## [SUPPLIED INFORMATION]
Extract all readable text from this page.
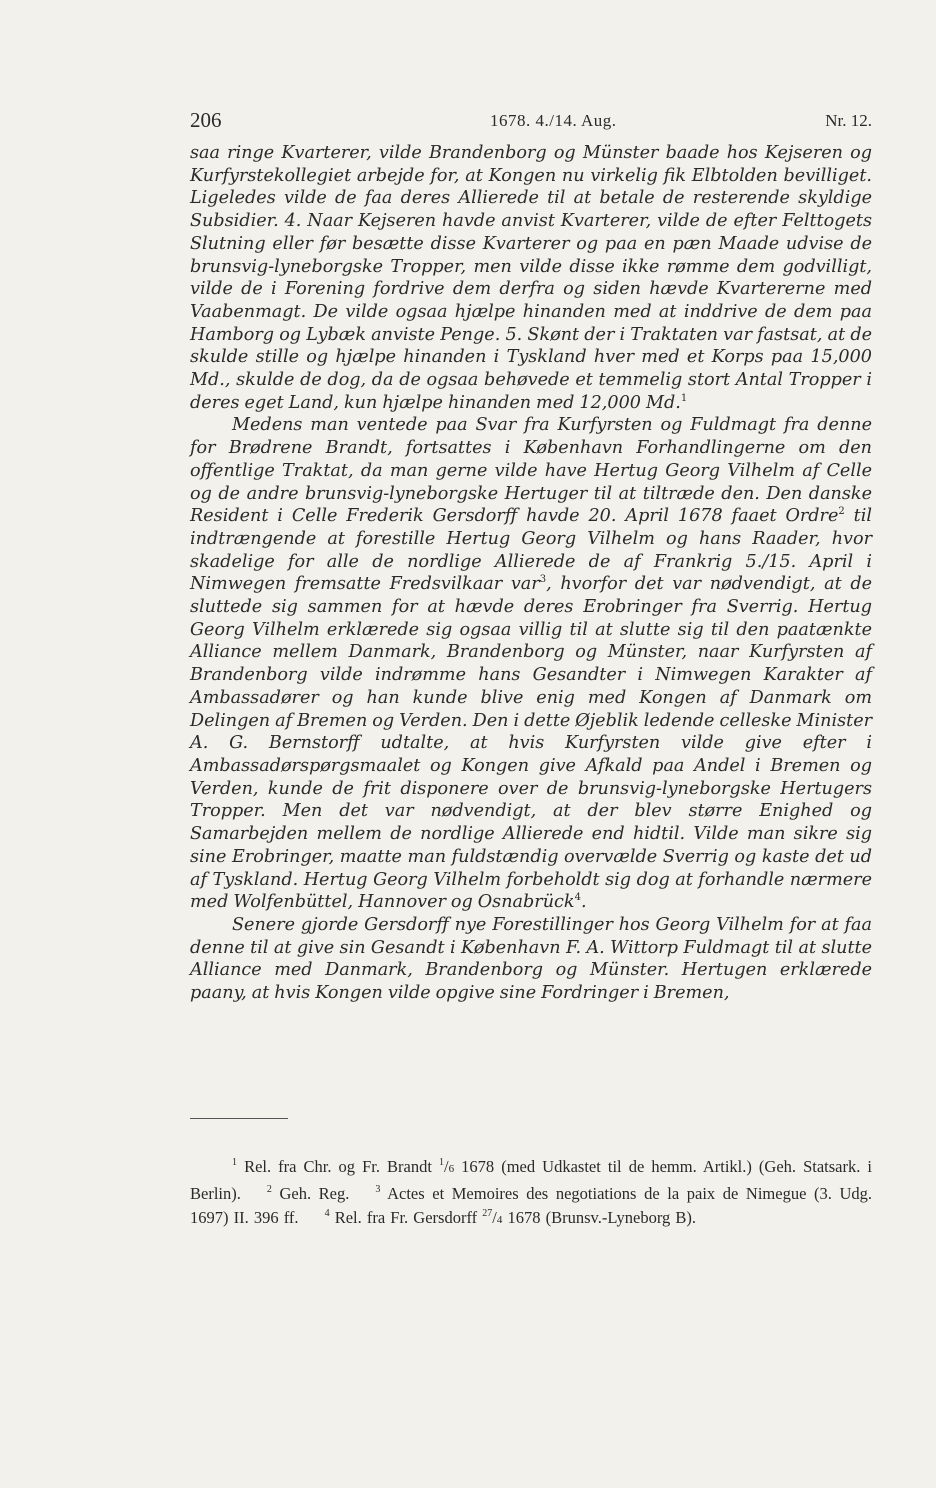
206	1678. 4./14. Aug.	Nr. 12.

saa ringe Kvarterer, vilde Brandenborg og Münster baade hos Kejseren og Kurfyrstekollegiet arbejde for, at Kongen nu virkelig fik Elbtolden bevilliget. Ligeledes vilde de faa deres Allierede til at betale de resterende skyldige Subsidier. 4. Naar Kejseren havde anvist Kvarterer, vilde de efter Felttogets Slutning eller før besætte disse Kvarterer og paa en pæn Maade udvise de brunsvig-lyneborgske Tropper, men vilde disse ikke rømme dem godvilligt, vilde de i Forening fordrive dem derfra og siden hævde Kvartererne med Vaabenmagt. De vilde ogsaa hjælpe hinanden med at inddrive de dem paa Hamborg og Lybæk anviste Penge. 5. Skønt der i Traktaten var fastsat, at de skulde stille og hjælpe hinanden i Tyskland hver med et Korps paa 15,000 Md., skulde de dog, da de ogsaa behøvede et temmelig stort Antal Tropper i deres eget Land, kun hjælpe hinanden med 12,000 Md.$^1$

Medens man ventede paa Svar fra Kurfyrsten og Fuldmagt fra denne for Brødrene Brandt, fortsattes i København Forhandlingerne om den offentlige Traktat, da man gerne vilde have Hertug Georg Vilhelm af Celle og de andre brunsvig-lyneborgske Hertuger til at tiltræde den. Den danske Resident i Celle Frederik Gersdorff havde 20. April 1678 faaet Ordre$^2$ til indtrængende at forestille Hertug Georg Vilhelm og hans Raader, hvor skadelige for alle de nordlige Allierede de af Frankrig 5./15. April i Nimwegen fremsatte Fredsvilkaar var$^3$, hvorfor det var nødvendigt, at de sluttede sig sammen for at hævde deres Erobringer fra Sverrig. Hertug Georg Vilhelm erklærede sig ogsaa villig til at slutte sig til den paatænkte Alliance mellem Danmark, Brandenborg og Münster, naar Kurfyrsten af Brandenborg vilde indrømme hans Gesandter i Nimwegen Karakter af Ambassadører og han kunde blive enig med Kongen af Danmark om Delingen af Bremen og Verden. Den i dette Øjeblik ledende celleske Minister A. G. Bernstorff udtalte, at hvis Kurfyrsten vilde give efter i Ambassadørspørgsmaalet og Kongen give Afkald paa Andel i Bremen og Verden, kunde de frit disponere over de brunsvig-lyneborgske Hertugers Tropper. Men det var nødvendigt, at der blev større Enighed og Samarbejden mellem de nordlige Allierede end hidtil. Vilde man sikre sig sine Erobringer, maatte man fuldstændig overvælde Sverrig og kaste det ud af Tyskland. Hertug Georg Vilhelm forbeholdt sig dog at forhandle nærmere med Wolfenbüttel, Hannover og Osnabrück$^4$.

Senere gjorde Gersdorff nye Forestillinger hos Georg Vilhelm for at faa denne til at give sin Gesandt i København F. A. Wittorp Fuldmagt til at slutte Alliance med Danmark, Brandenborg og Münster. Hertugen erklærede paany, at hvis Kongen vilde opgive sine Fordringer i Bremen,

$^1$ Rel. fra Chr. og Fr. Brandt $^1$/6 1678 (med Udkastet til de hemm. Artikl.) (Geh. Statsark. i Berlin).	$^2$ Geh. Reg.	$^3$ Actes et Memoires des negotiations de la paix de Nimegue (3. Udg. 1697) II. 396 ff.	$^4$ Rel. fra Fr. Gersdorff $^{27}$/4 1678 (Brunsv.-Lyneborg B).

## [TO BE DONE]
Can you retype every record above exactly, leaving out the pictures?

## [REPLY TO THE EXERCISE]
Extract all readable text from this page.
206	1678. 4./14. Aug.	Nr. 12.

saa ringe Kvarterer, vilde Brandenborg og Münster baade hos Kejseren og Kurfyrstekollegiet arbejde for, at Kongen nu virkelig fik Elbtolden bevilliget. Ligeledes vilde de faa deres Allierede til at betale de resterende skyldige Subsidier. 4. Naar Kejseren havde anvist Kvarterer, vilde de efter Felttogets Slutning eller før besætte disse Kvarterer og paa en pæn Maade udvise de brunsvig-lyneborgske Tropper, men vilde disse ikke rømme dem godvilligt, vilde de i Forening fordrive dem derfra og siden hævde Kvartererne med Vaabenmagt. De vilde ogsaa hjælpe hinanden med at inddrive de dem paa Hamborg og Lybæk anviste Penge. 5. Skønt der i Traktaten var fastsat, at de skulde stille og hjælpe hinanden i Tyskland hver med et Korps paa 15,000 Md., skulde de dog, da de ogsaa behøvede et temmelig stort Antal Tropper i deres eget Land, kun hjælpe hinanden med 12,000 Md.$^1$

Medens man ventede paa Svar fra Kurfyrsten og Fuldmagt fra denne for Brødrene Brandt, fortsattes i København Forhandlingerne om den offentlige Traktat, da man gerne vilde have Hertug Georg Vilhelm af Celle og de andre brunsvig-lyneborgske Hertuger til at tiltræde den. Den danske Resident i Celle Frederik Gersdorff havde 20. April 1678 faaet Ordre$^2$ til indtrængende at forestille Hertug Georg Vilhelm og hans Raader, hvor skadelige for alle de nordlige Allierede de af Frankrig 5./15. April i Nimwegen fremsatte Fredsvilkaar var$^3$, hvorfor det var nødvendigt, at de sluttede sig sammen for at hævde deres Erobringer fra Sverrig. Hertug Georg Vilhelm erklærede sig ogsaa villig til at slutte sig til den paatænkte Alliance mellem Danmark, Brandenborg og Münster, naar Kurfyrsten af Brandenborg vilde indrømme hans Gesandter i Nimwegen Karakter af Ambassadører og han kunde blive enig med Kongen af Danmark om Delingen af Bremen og Verden. Den i dette Øjeblik ledende celleske Minister A. G. Bernstorff udtalte, at hvis Kurfyrsten vilde give efter i Ambassadørspørgsmaalet og Kongen give Afkald paa Andel i Bremen og Verden, kunde de frit disponere over de brunsvig-lyneborgske Hertugers Tropper. Men det var nødvendigt, at der blev større Enighed og Samarbejden mellem de nordlige Allierede end hidtil. Vilde man sikre sig sine Erobringer, maatte man fuldstændig overvælde Sverrig og kaste det ud af Tyskland. Hertug Georg Vilhelm forbeholdt sig dog at forhandle nærmere med Wolfenbüttel, Hannover og Osnabrück$^4$.

Senere gjorde Gersdorff nye Forestillinger hos Georg Vilhelm for at faa denne til at give sin Gesandt i København F. A. Wittorp Fuldmagt til at slutte Alliance med Danmark, Brandenborg og Münster. Hertugen erklærede paany, at hvis Kongen vilde opgive sine Fordringer i Bremen,

$^1$ Rel. fra Chr. og Fr. Brandt $^1$/6 1678 (med Udkastet til de hemm. Artikl.) (Geh. Statsark. i Berlin).	$^2$ Geh. Reg.	$^3$ Actes et Memoires des negotiations de la paix de Nimegue (3. Udg. 1697) II. 396 ff.	$^4$ Rel. fra Fr. Gersdorff $^{27}$/4 1678 (Brunsv.-Lyneborg B).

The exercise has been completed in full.